Restate each of the lines given below, word for word.
::::::
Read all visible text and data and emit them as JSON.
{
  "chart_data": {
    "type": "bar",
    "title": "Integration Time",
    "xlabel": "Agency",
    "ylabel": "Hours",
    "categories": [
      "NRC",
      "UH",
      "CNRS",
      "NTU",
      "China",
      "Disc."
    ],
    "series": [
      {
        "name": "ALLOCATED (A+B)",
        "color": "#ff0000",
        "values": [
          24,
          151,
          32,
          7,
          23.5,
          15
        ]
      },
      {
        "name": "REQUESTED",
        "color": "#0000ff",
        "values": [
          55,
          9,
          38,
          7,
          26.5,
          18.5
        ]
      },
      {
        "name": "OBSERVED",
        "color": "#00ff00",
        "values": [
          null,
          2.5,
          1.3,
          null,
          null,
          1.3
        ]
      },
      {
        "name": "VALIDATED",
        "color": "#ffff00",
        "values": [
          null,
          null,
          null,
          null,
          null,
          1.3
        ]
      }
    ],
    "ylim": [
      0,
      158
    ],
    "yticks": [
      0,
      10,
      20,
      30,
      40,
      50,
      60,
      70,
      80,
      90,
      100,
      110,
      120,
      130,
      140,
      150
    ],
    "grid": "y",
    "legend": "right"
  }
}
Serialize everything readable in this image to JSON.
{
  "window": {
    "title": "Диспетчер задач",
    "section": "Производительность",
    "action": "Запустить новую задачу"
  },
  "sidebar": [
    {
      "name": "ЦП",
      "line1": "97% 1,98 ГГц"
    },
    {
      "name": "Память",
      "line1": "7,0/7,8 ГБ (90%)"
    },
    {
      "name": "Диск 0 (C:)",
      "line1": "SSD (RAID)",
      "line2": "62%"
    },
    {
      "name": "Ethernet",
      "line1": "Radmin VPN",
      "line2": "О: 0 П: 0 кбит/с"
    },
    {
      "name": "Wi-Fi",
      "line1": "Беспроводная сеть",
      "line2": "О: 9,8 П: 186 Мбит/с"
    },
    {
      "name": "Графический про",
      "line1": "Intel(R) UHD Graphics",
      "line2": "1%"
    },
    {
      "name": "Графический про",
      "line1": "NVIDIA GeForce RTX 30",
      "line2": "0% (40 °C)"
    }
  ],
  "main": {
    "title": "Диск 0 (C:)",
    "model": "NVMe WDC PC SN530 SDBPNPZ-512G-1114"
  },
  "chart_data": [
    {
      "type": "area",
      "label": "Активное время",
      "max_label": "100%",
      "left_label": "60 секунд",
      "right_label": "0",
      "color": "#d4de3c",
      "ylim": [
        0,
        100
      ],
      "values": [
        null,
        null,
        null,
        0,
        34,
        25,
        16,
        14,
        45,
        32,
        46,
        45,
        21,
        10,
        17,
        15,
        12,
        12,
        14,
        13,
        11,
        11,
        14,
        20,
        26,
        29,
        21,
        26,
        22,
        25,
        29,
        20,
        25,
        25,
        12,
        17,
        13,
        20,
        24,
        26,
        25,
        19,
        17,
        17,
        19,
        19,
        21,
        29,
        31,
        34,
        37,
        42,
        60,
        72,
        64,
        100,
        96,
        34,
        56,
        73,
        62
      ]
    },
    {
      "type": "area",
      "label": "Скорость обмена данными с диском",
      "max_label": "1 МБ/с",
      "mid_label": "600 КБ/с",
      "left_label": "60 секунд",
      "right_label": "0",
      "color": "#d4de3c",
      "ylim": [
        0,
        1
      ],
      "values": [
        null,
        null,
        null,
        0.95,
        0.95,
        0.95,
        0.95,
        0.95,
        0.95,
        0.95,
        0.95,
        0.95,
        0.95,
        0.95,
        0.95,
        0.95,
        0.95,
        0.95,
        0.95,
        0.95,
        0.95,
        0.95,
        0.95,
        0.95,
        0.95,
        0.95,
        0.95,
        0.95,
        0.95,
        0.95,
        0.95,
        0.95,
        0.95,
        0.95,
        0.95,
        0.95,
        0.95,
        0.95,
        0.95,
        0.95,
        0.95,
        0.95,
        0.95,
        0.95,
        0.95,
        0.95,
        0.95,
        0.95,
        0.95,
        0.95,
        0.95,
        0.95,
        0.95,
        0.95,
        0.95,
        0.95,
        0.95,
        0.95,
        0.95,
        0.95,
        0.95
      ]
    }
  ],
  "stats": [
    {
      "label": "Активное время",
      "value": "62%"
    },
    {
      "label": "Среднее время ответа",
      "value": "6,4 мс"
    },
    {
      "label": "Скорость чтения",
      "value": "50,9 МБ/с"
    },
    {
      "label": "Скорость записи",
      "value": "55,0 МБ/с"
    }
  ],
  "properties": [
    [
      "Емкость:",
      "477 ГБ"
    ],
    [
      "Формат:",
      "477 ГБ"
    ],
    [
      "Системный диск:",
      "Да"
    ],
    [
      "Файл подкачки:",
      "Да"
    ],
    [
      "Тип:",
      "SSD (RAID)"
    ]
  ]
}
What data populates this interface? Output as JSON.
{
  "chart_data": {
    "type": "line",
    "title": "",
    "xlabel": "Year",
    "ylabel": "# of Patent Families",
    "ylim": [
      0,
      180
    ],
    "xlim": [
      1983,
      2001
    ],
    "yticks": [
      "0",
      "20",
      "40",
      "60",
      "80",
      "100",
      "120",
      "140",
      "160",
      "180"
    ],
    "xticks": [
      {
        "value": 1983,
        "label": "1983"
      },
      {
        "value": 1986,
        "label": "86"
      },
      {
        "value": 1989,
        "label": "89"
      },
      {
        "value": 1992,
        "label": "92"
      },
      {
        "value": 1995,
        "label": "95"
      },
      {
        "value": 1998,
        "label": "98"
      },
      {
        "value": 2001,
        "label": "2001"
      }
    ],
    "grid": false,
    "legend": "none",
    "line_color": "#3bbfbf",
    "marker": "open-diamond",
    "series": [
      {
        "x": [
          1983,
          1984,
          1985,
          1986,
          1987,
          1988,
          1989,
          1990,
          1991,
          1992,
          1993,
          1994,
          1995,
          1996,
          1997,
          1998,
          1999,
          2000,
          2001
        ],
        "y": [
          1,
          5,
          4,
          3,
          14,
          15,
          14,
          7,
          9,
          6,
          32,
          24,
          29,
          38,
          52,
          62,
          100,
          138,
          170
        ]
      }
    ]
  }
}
::::::
Response:
Read all visible text and data and emit them as JSON.
{
  "chart_data": {
    "type": "bar",
    "title": "Integration Time",
    "xlabel": "Agency",
    "ylabel": "Hours",
    "categories": [
      "NRC",
      "UH",
      "CNRS",
      "NTU",
      "China",
      "Disc."
    ],
    "series": [
      {
        "name": "ALLOCATED (A+B)",
        "color": "#ff0000",
        "values": [
          24,
          151,
          32,
          7,
          23.5,
          15
        ]
      },
      {
        "name": "REQUESTED",
        "color": "#0000ff",
        "values": [
          55,
          9,
          38,
          7,
          26.5,
          18.5
        ]
      },
      {
        "name": "OBSERVED",
        "color": "#00ff00",
        "values": [
          null,
          2.5,
          1.3,
          null,
          null,
          1.3
        ]
      },
      {
        "name": "VALIDATED",
        "color": "#ffff00",
        "values": [
          null,
          null,
          null,
          null,
          null,
          1.3
        ]
      }
    ],
    "ylim": [
      0,
      158
    ],
    "yticks": [
      0,
      10,
      20,
      30,
      40,
      50,
      60,
      70,
      80,
      90,
      100,
      110,
      120,
      130,
      140,
      150
    ],
    "grid": "y",
    "legend": "right"
  }
}
Serialize everything readable in this image to JSON.
{
  "window": {
    "title": "Диспетчер задач",
    "section": "Производительность",
    "action": "Запустить новую задачу"
  },
  "sidebar": [
    {
      "name": "ЦП",
      "line1": "97% 1,98 ГГц"
    },
    {
      "name": "Память",
      "line1": "7,0/7,8 ГБ (90%)"
    },
    {
      "name": "Диск 0 (C:)",
      "line1": "SSD (RAID)",
      "line2": "62%"
    },
    {
      "name": "Ethernet",
      "line1": "Radmin VPN",
      "line2": "О: 0 П: 0 кбит/с"
    },
    {
      "name": "Wi-Fi",
      "line1": "Беспроводная сеть",
      "line2": "О: 9,8 П: 186 Мбит/с"
    },
    {
      "name": "Графический про",
      "line1": "Intel(R) UHD Graphics",
      "line2": "1%"
    },
    {
      "name": "Графический про",
      "line1": "NVIDIA GeForce RTX 30",
      "line2": "0% (40 °C)"
    }
  ],
  "main": {
    "title": "Диск 0 (C:)",
    "model": "NVMe WDC PC SN530 SDBPNPZ-512G-1114"
  },
  "chart_data": [
    {
      "type": "area",
      "label": "Активное время",
      "max_label": "100%",
      "left_label": "60 секунд",
      "right_label": "0",
      "color": "#d4de3c",
      "ylim": [
        0,
        100
      ],
      "values": [
        null,
        null,
        null,
        0,
        34,
        25,
        16,
        14,
        45,
        32,
        46,
        45,
        21,
        10,
        17,
        15,
        12,
        12,
        14,
        13,
        11,
        11,
        14,
        20,
        26,
        29,
        21,
        26,
        22,
        25,
        29,
        20,
        25,
        25,
        12,
        17,
        13,
        20,
        24,
        26,
        25,
        19,
        17,
        17,
        19,
        19,
        21,
        29,
        31,
        34,
        37,
        42,
        60,
        72,
        64,
        100,
        96,
        34,
        56,
        73,
        62
      ]
    },
    {
      "type": "area",
      "label": "Скорость обмена данными с диском",
      "max_label": "1 МБ/с",
      "mid_label": "600 КБ/с",
      "left_label": "60 секунд",
      "right_label": "0",
      "color": "#d4de3c",
      "ylim": [
        0,
        1
      ],
      "values": [
        null,
        null,
        null,
        0.95,
        0.95,
        0.95,
        0.95,
        0.95,
        0.95,
        0.95,
        0.95,
        0.95,
        0.95,
        0.95,
        0.95,
        0.95,
        0.95,
        0.95,
        0.95,
        0.95,
        0.95,
        0.95,
        0.95,
        0.95,
        0.95,
        0.95,
        0.95,
        0.95,
        0.95,
        0.95,
        0.95,
        0.95,
        0.95,
        0.95,
        0.95,
        0.95,
        0.95,
        0.95,
        0.95,
        0.95,
        0.95,
        0.95,
        0.95,
        0.95,
        0.95,
        0.95,
        0.95,
        0.95,
        0.95,
        0.95,
        0.95,
        0.95,
        0.95,
        0.95,
        0.95,
        0.95,
        0.95,
        0.95,
        0.95,
        0.95,
        0.95
      ]
    }
  ],
  "stats": [
    {
      "label": "Активное время",
      "value": "62%"
    },
    {
      "label": "Среднее время ответа",
      "value": "6,4 мс"
    },
    {
      "label": "Скорость чтения",
      "value": "50,9 МБ/с"
    },
    {
      "label": "Скорость записи",
      "value": "55,0 МБ/с"
    }
  ],
  "properties": [
    [
      "Емкость:",
      "477 ГБ"
    ],
    [
      "Формат:",
      "477 ГБ"
    ],
    [
      "Системный диск:",
      "Да"
    ],
    [
      "Файл подкачки:",
      "Да"
    ],
    [
      "Тип:",
      "SSD (RAID)"
    ]
  ]
}
What data populates this interface? Output as JSON.
{
  "chart_data": {
    "type": "line",
    "title": "",
    "xlabel": "Year",
    "ylabel": "# of Patent Families",
    "ylim": [
      0,
      180
    ],
    "xlim": [
      1983,
      2001
    ],
    "yticks": [
      "0",
      "20",
      "40",
      "60",
      "80",
      "100",
      "120",
      "140",
      "160",
      "180"
    ],
    "xticks": [
      {
        "value": 1983,
        "label": "1983"
      },
      {
        "value": 1986,
        "label": "86"
      },
      {
        "value": 1989,
        "label": "89"
      },
      {
        "value": 1992,
        "label": "92"
      },
      {
        "value": 1995,
        "label": "95"
      },
      {
        "value": 1998,
        "label": "98"
      },
      {
        "value": 2001,
        "label": "2001"
      }
    ],
    "grid": false,
    "legend": "none",
    "line_color": "#3bbfbf",
    "marker": "open-diamond",
    "series": [
      {
        "x": [
          1983,
          1984,
          1985,
          1986,
          1987,
          1988,
          1989,
          1990,
          1991,
          1992,
          1993,
          1994,
          1995,
          1996,
          1997,
          1998,
          1999,
          2000,
          2001
        ],
        "y": [
          1,
          5,
          4,
          3,
          14,
          15,
          14,
          7,
          9,
          6,
          32,
          24,
          29,
          38,
          52,
          62,
          100,
          138,
          170
        ]
      }
    ]
  }
}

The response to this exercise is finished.